Written instruction - List each line of the data in which the string "rotate" appears.
+++
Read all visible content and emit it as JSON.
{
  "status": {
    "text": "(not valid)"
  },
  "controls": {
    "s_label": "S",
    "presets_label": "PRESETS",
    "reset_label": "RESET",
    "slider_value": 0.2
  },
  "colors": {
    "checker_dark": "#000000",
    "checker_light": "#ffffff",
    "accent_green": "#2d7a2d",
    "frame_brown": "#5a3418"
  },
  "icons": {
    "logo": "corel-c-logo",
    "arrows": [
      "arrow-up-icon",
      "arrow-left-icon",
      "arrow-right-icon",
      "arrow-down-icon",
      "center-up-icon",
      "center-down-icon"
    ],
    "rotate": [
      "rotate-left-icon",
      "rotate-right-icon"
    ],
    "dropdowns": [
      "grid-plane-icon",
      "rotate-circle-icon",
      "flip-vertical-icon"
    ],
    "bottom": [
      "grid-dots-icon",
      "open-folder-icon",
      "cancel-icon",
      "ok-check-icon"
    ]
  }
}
+++
Correct answer -
    "rotate": [
      "rotate-left-icon",
      "rotate-right-icon"
      "rotate-circle-icon",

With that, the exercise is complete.